## INPUT
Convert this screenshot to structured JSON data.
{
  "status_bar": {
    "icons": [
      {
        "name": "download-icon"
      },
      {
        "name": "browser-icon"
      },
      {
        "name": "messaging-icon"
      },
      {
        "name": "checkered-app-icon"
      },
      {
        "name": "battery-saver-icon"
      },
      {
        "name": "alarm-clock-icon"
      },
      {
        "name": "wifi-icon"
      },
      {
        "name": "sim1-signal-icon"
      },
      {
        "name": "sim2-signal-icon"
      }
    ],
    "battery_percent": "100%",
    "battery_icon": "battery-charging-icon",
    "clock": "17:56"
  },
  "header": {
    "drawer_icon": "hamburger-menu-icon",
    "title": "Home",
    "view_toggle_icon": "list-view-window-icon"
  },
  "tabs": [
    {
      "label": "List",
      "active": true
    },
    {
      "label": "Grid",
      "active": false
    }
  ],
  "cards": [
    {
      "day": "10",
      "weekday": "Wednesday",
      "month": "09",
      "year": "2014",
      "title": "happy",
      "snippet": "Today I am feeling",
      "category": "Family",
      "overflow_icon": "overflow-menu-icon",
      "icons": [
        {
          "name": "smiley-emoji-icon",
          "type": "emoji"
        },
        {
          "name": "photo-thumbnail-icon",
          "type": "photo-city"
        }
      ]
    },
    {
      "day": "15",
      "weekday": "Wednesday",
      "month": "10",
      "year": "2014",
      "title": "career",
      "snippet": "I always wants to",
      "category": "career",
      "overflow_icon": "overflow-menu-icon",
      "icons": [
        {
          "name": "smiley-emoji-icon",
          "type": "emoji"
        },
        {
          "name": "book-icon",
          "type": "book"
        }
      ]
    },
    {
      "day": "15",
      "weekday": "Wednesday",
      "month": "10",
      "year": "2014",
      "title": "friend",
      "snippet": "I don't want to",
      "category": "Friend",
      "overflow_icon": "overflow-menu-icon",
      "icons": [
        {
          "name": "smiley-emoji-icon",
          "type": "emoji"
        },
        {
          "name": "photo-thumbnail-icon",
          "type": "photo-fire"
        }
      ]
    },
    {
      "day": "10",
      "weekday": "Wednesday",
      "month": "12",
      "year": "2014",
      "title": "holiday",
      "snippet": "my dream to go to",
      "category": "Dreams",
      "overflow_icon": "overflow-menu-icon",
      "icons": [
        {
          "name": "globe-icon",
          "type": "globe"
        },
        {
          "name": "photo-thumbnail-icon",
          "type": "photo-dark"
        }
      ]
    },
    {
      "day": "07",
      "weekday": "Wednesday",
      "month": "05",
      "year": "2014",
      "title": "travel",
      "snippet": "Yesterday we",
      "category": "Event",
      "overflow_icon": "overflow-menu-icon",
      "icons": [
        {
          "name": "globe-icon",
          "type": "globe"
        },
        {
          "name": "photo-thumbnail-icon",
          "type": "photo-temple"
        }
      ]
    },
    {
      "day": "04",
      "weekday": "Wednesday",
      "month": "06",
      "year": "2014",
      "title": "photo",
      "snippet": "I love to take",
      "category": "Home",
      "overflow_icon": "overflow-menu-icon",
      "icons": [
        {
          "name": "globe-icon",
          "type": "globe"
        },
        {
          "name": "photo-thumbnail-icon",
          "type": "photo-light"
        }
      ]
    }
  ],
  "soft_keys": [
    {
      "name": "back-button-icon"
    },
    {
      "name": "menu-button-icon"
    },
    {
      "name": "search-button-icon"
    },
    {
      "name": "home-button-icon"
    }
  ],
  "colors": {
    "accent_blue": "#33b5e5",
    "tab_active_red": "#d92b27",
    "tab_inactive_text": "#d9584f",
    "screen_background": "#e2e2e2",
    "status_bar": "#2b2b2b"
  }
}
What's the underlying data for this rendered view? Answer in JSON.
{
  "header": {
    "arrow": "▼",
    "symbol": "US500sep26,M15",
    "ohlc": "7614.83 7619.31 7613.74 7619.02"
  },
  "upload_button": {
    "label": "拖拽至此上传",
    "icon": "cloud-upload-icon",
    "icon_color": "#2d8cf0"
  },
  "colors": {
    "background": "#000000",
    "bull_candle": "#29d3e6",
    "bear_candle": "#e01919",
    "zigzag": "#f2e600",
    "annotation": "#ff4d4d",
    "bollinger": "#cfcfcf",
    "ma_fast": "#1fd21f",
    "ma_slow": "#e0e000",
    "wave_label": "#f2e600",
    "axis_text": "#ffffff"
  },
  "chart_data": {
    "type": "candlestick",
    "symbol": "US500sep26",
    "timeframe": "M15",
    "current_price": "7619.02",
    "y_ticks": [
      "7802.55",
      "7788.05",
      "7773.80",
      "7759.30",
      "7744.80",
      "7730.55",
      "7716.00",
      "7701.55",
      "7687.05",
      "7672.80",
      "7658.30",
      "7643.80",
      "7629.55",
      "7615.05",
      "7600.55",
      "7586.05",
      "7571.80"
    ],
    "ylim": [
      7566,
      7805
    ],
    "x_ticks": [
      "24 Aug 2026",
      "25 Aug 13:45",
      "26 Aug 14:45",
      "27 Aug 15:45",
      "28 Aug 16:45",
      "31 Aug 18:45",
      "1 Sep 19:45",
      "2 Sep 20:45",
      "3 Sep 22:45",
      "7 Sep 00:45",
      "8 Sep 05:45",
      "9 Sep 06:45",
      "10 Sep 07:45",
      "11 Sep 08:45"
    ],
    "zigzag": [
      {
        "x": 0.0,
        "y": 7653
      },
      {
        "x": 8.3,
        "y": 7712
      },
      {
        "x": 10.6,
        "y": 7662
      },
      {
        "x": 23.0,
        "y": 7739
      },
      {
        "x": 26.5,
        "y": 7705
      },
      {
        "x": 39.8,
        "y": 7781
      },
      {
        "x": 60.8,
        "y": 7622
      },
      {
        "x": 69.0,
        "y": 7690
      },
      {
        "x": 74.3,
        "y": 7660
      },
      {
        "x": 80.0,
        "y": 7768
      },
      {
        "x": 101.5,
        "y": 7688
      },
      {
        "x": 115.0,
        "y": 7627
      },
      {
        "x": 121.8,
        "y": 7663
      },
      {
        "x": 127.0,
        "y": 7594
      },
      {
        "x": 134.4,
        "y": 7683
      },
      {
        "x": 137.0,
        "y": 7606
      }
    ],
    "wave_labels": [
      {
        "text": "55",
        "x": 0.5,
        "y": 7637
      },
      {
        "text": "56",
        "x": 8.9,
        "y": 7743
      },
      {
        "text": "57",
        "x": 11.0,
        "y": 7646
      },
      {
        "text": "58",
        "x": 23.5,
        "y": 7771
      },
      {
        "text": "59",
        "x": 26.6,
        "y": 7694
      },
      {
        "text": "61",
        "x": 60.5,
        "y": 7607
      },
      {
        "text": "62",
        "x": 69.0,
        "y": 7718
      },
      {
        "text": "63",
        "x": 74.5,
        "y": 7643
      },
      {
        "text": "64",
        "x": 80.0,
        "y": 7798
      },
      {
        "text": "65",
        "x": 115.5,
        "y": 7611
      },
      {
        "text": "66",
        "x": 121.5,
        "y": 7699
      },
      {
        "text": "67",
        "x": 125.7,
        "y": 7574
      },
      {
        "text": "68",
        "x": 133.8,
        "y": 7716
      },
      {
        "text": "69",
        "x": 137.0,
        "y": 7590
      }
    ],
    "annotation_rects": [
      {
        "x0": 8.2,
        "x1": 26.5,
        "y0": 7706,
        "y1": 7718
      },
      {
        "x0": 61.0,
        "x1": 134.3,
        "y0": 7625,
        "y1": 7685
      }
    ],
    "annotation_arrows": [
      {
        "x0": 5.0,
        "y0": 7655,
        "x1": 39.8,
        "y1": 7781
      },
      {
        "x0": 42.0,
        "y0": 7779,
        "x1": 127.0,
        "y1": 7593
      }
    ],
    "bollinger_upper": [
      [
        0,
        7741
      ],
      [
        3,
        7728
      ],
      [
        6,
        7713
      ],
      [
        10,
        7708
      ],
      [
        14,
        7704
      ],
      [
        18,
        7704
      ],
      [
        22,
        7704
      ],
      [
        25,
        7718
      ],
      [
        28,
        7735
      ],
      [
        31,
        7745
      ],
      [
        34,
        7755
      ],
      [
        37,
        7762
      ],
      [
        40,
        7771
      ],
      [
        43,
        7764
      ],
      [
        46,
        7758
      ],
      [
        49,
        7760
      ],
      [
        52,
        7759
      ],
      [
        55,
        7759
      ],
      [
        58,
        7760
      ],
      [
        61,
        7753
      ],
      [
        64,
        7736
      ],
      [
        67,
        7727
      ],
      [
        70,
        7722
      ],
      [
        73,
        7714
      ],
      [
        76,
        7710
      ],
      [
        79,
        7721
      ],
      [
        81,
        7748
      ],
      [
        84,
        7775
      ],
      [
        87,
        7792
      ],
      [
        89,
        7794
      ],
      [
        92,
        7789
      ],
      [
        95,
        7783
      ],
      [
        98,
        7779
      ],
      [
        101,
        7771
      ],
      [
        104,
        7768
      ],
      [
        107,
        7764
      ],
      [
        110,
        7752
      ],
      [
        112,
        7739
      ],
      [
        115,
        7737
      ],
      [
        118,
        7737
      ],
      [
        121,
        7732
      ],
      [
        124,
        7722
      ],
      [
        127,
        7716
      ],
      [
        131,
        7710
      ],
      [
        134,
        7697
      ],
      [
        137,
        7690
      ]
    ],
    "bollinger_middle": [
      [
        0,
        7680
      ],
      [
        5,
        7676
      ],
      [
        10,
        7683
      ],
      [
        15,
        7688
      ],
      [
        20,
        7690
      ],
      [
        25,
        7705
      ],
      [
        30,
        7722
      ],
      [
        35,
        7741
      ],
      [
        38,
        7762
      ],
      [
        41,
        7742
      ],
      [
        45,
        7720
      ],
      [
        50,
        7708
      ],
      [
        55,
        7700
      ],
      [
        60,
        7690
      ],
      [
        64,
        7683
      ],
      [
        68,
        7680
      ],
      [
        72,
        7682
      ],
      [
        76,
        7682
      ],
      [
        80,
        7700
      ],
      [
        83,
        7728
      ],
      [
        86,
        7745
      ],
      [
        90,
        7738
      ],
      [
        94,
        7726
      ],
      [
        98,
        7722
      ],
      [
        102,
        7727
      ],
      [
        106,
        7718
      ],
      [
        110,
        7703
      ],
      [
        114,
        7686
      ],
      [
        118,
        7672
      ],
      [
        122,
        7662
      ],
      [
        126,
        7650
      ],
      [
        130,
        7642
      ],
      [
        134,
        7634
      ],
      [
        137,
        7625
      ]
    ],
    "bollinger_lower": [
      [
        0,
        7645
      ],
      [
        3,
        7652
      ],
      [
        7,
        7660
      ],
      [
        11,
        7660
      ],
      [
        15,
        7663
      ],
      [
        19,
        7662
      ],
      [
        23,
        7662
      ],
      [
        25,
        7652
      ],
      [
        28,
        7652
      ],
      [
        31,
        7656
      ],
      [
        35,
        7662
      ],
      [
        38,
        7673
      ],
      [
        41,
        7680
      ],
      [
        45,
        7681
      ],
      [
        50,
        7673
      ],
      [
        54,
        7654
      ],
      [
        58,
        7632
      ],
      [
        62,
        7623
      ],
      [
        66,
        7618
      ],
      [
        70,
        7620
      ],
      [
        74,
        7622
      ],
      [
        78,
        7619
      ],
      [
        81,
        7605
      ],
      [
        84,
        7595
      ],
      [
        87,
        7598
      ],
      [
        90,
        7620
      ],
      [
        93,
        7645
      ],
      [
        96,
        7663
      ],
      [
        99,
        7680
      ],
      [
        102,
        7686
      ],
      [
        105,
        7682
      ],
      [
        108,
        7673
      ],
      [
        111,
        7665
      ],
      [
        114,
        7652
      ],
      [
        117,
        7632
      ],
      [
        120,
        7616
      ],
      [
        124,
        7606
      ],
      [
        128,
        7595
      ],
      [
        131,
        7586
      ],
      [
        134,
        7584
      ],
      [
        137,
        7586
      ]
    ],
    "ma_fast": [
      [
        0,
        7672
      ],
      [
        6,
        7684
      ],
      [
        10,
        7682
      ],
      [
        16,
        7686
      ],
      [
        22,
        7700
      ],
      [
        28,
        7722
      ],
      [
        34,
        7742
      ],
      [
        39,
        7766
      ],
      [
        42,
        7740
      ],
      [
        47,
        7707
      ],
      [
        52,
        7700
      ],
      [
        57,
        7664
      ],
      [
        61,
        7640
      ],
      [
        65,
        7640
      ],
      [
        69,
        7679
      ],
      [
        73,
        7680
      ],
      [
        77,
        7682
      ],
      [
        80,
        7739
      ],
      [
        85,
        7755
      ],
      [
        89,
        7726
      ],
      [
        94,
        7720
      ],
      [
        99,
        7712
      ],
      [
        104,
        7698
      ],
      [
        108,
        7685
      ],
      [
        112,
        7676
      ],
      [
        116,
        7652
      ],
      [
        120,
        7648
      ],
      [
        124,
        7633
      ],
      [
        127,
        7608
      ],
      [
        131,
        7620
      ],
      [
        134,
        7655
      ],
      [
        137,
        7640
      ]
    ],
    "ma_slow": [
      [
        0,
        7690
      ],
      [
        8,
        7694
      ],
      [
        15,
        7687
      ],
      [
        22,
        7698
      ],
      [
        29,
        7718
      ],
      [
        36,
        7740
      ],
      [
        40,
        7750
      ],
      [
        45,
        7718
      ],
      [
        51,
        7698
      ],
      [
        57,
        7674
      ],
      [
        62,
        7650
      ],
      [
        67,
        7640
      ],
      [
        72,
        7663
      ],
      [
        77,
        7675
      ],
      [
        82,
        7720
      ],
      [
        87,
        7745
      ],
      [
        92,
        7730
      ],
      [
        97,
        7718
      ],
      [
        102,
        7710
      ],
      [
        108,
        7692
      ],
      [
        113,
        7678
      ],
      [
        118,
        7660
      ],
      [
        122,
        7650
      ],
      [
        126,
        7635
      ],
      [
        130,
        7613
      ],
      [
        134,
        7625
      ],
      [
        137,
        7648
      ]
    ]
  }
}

## WORK REQUIRED
The word "category" may appear on some lines. Report how many lines hold it, giving the number alone.

## ANSWER BELOW
6